(Data entries)
===
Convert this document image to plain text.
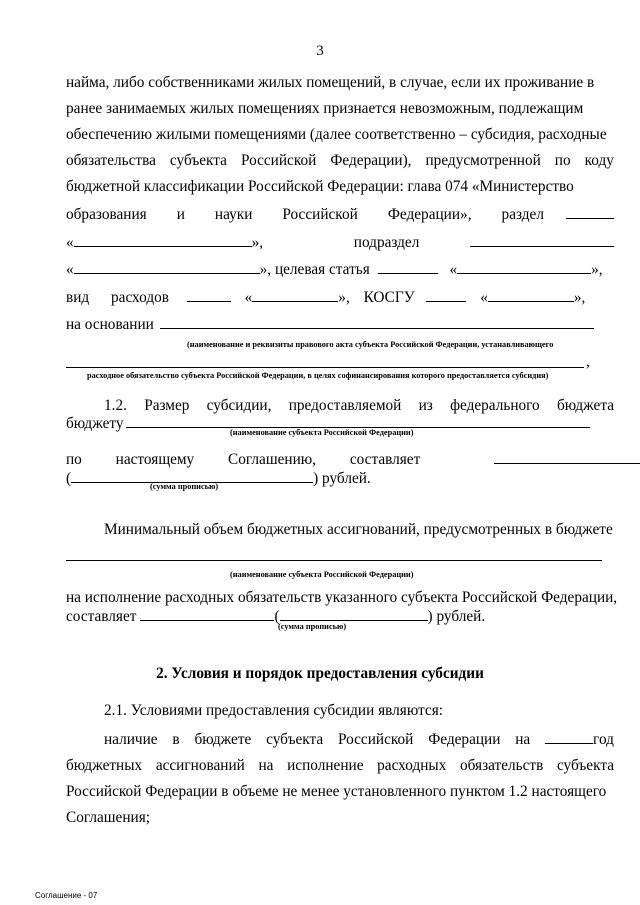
3
найма, либо собственниками жилых помещений, в случае, если их проживание в
ранее занимаемых жилых помещениях признается невозможным, подлежащим
обеспечению жилыми помещениями (далее соответственно – субсидия, расходные
обязательства субъекта Российской Федерации), предусмотренной по коду
бюджетной классификации Российской Федерации: глава 074 «Министерство
образования и науки Российской Федерации», раздел
«	»,	подраздел
«	», целевая статья	«	»,
вид расходов	«	», КОСГУ	«	»,
на основании
(наименование и реквизиты правового акта субъекта Российской Федерации, устанавливающего
,
расходное обязательство субъекта Российской Федерации, в целях софинансирования которого предоставляется субсидия)
1.2. Размер субсидии, предоставляемой из федерального бюджета
бюджету
(наименование субъекта Российской Федерации)
по настоящему Соглашению, составляет
(	) рублей.
(сумма прописью)
Минимальный объем бюджетных ассигнований, предусмотренных в бюджете
(наименование субъекта Российской Федерации)
на исполнение расходных обязательств указанного субъекта Российской Федерации,
составляет	(	) рублей.
(сумма прописью)
2. Условия и порядок предоставления субсидии
2.1. Условиями предоставления субсидии являются:
наличие в бюджете субъекта Российской Федерации на	год
бюджетных ассигнований на исполнение расходных обязательств субъекта
Российской Федерации в объеме не менее установленного пунктом 1.2 настоящего
Соглашения;
Соглашение - 07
===
**EXERCISE:** Omit every picture, then repeat the remaining data exactly as it appears above.

**RESULT FOR THIS EXERCISE:**
Convert this document image to plain text.
3
найма, либо собственниками жилых помещений, в случае, если их проживание в
ранее занимаемых жилых помещениях признается невозможным, подлежащим
обеспечению жилыми помещениями (далее соответственно – субсидия, расходные
обязательства субъекта Российской Федерации), предусмотренной по коду
бюджетной классификации Российской Федерации: глава 074 «Министерство
образования и науки Российской Федерации», раздел
«	»,	подраздел
«	», целевая статья	«	»,
вид расходов	«	», КОСГУ	«	»,
на основании
(наименование и реквизиты правового акта субъекта Российской Федерации, устанавливающего
,
расходное обязательство субъекта Российской Федерации, в целях софинансирования которого предоставляется субсидия)
1.2. Размер субсидии, предоставляемой из федерального бюджета
бюджету
(наименование субъекта Российской Федерации)
по настоящему Соглашению, составляет
(	) рублей.
(сумма прописью)
Минимальный объем бюджетных ассигнований, предусмотренных в бюджете
(наименование субъекта Российской Федерации)
на исполнение расходных обязательств указанного субъекта Российской Федерации,
составляет	(	) рублей.
(сумма прописью)
2. Условия и порядок предоставления субсидии
2.1. Условиями предоставления субсидии являются:
наличие в бюджете субъекта Российской Федерации на	год
бюджетных ассигнований на исполнение расходных обязательств субъекта
Российской Федерации в объеме не менее установленного пунктом 1.2 настоящего
Соглашения;
Соглашение - 07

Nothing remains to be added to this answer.